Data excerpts
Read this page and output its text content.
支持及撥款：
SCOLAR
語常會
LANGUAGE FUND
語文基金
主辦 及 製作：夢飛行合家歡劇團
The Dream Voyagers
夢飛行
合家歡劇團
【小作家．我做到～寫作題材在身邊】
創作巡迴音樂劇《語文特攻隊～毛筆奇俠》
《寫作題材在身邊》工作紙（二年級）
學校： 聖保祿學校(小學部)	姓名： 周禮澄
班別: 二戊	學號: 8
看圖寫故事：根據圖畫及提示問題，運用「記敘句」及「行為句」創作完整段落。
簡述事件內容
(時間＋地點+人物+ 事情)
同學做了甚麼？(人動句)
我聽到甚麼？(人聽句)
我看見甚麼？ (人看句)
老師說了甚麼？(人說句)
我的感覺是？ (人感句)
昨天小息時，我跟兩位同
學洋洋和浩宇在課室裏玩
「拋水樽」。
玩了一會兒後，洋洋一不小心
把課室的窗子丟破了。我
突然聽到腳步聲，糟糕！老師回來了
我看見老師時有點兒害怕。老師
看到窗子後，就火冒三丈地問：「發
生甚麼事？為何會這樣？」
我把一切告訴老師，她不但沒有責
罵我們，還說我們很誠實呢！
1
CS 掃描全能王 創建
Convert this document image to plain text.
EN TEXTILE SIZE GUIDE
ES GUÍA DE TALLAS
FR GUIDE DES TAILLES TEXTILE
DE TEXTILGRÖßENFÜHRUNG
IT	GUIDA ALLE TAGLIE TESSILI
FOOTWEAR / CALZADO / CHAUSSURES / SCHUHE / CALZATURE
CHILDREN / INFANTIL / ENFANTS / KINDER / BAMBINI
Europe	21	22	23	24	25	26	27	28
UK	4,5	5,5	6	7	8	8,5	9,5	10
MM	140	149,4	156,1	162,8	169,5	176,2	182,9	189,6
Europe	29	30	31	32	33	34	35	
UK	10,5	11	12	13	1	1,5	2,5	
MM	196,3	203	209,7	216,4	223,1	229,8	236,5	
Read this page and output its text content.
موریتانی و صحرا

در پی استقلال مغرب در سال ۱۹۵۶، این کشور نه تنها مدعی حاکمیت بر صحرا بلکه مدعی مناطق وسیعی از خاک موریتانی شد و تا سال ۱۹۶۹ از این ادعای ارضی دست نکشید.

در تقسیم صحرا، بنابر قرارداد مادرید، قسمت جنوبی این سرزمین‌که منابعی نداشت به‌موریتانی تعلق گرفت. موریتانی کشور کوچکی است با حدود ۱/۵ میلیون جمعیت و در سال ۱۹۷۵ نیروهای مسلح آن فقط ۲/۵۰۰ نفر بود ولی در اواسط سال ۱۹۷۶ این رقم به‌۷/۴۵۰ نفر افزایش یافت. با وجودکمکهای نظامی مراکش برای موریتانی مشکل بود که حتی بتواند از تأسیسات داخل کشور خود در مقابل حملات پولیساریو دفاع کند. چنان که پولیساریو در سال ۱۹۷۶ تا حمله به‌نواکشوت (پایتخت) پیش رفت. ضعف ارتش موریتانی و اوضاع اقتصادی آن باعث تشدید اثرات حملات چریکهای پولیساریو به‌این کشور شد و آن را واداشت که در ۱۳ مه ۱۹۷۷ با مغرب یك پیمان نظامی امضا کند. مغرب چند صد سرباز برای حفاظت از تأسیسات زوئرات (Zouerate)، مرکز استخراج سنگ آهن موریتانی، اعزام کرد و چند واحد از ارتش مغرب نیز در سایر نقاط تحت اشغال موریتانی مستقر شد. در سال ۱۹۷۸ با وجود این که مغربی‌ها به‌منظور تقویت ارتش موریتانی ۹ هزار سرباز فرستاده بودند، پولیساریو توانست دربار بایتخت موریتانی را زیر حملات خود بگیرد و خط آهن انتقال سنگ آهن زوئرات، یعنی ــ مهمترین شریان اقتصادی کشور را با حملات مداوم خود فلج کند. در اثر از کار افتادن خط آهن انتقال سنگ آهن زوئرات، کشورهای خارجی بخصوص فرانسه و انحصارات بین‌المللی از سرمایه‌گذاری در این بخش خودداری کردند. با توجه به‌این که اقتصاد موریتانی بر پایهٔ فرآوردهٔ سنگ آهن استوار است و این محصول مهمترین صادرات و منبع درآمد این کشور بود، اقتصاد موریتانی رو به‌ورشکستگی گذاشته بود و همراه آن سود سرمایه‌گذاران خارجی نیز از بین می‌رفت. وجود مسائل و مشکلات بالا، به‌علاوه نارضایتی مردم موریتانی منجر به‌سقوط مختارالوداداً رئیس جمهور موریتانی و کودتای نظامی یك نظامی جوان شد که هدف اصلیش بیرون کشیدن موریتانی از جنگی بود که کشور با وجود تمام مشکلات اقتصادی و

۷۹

## [THE EXERCISE]
Each record above must be given again exactly.

## [CORRECT RESULT]
Read this page and output its text content.
支持及撥款：
SCOLAR
語常會
LANGUAGE FUND
語文基金
主辦 及 製作：夢飛行合家歡劇團
The Dream Voyagers
夢飛行
合家歡劇團
【小作家．我做到～寫作題材在身邊】
創作巡迴音樂劇《語文特攻隊～毛筆奇俠》
《寫作題材在身邊》工作紙（二年級）
學校： 聖保祿學校(小學部)	姓名： 周禮澄
班別: 二戊	學號: 8
看圖寫故事：根據圖畫及提示問題，運用「記敘句」及「行為句」創作完整段落。
簡述事件內容
(時間＋地點+人物+ 事情)
同學做了甚麼？(人動句)
我聽到甚麼？(人聽句)
我看見甚麼？ (人看句)
老師說了甚麼？(人說句)
我的感覺是？ (人感句)
昨天小息時，我跟兩位同
學洋洋和浩宇在課室裏玩
「拋水樽」。
玩了一會兒後，洋洋一不小心
把課室的窗子丟破了。我
突然聽到腳步聲，糟糕！老師回來了
我看見老師時有點兒害怕。老師
看到窗子後，就火冒三丈地問：「發
生甚麼事？為何會這樣？」
我把一切告訴老師，她不但沒有責
罵我們，還說我們很誠實呢！
1
CS 掃描全能王 創建
Convert this document image to plain text.
EN TEXTILE SIZE GUIDE
ES GUÍA DE TALLAS
FR GUIDE DES TAILLES TEXTILE
DE TEXTILGRÖßENFÜHRUNG
IT	GUIDA ALLE TAGLIE TESSILI
FOOTWEAR / CALZADO / CHAUSSURES / SCHUHE / CALZATURE
CHILDREN / INFANTIL / ENFANTS / KINDER / BAMBINI
Europe	21	22	23	24	25	26	27	28
UK	4,5	5,5	6	7	8	8,5	9,5	10
MM	140	149,4	156,1	162,8	169,5	176,2	182,9	189,6
Europe	29	30	31	32	33	34	35	
UK	10,5	11	12	13	1	1,5	2,5	
MM	196,3	203	209,7	216,4	223,1	229,8	236,5	
Read this page and output its text content.
موریتانی و صحرا

در پی استقلال مغرب در سال ۱۹۵۶، این کشور نه تنها مدعی حاکمیت بر صحرا بلکه مدعی مناطق وسیعی از خاک موریتانی شد و تا سال ۱۹۶۹ از این ادعای ارضی دست نکشید.

در تقسیم صحرا، بنابر قرارداد مادرید، قسمت جنوبی این سرزمین‌که منابعی نداشت به‌موریتانی تعلق گرفت. موریتانی کشور کوچکی است با حدود ۱/۵ میلیون جمعیت و در سال ۱۹۷۵ نیروهای مسلح آن فقط ۲/۵۰۰ نفر بود ولی در اواسط سال ۱۹۷۶ این رقم به‌۷/۴۵۰ نفر افزایش یافت. با وجودکمکهای نظامی مراکش برای موریتانی مشکل بود که حتی بتواند از تأسیسات داخل کشور خود در مقابل حملات پولیساریو دفاع کند. چنان که پولیساریو در سال ۱۹۷۶ تا حمله به‌نواکشوت (پایتخت) پیش رفت. ضعف ارتش موریتانی و اوضاع اقتصادی آن باعث تشدید اثرات حملات چریکهای پولیساریو به‌این کشور شد و آن را واداشت که در ۱۳ مه ۱۹۷۷ با مغرب یك پیمان نظامی امضا کند. مغرب چند صد سرباز برای حفاظت از تأسیسات زوئرات (Zouerate)، مرکز استخراج سنگ آهن موریتانی، اعزام کرد و چند واحد از ارتش مغرب نیز در سایر نقاط تحت اشغال موریتانی مستقر شد. در سال ۱۹۷۸ با وجود این که مغربی‌ها به‌منظور تقویت ارتش موریتانی ۹ هزار سرباز فرستاده بودند، پولیساریو توانست دربار بایتخت موریتانی را زیر حملات خود بگیرد و خط آهن انتقال سنگ آهن زوئرات، یعنی ــ مهمترین شریان اقتصادی کشور را با حملات مداوم خود فلج کند. در اثر از کار افتادن خط آهن انتقال سنگ آهن زوئرات، کشورهای خارجی بخصوص فرانسه و انحصارات بین‌المللی از سرمایه‌گذاری در این بخش خودداری کردند. با توجه به‌این که اقتصاد موریتانی بر پایهٔ فرآوردهٔ سنگ آهن استوار است و این محصول مهمترین صادرات و منبع درآمد این کشور بود، اقتصاد موریتانی رو به‌ورشکستگی گذاشته بود و همراه آن سود سرمایه‌گذاران خارجی نیز از بین می‌رفت. وجود مسائل و مشکلات بالا، به‌علاوه نارضایتی مردم موریتانی منجر به‌سقوط مختارالوداداً رئیس جمهور موریتانی و کودتای نظامی یك نظامی جوان شد که هدف اصلیش بیرون کشیدن موریتانی از جنگی بود که کشور با وجود تمام مشکلات اقتصادی و

۷۹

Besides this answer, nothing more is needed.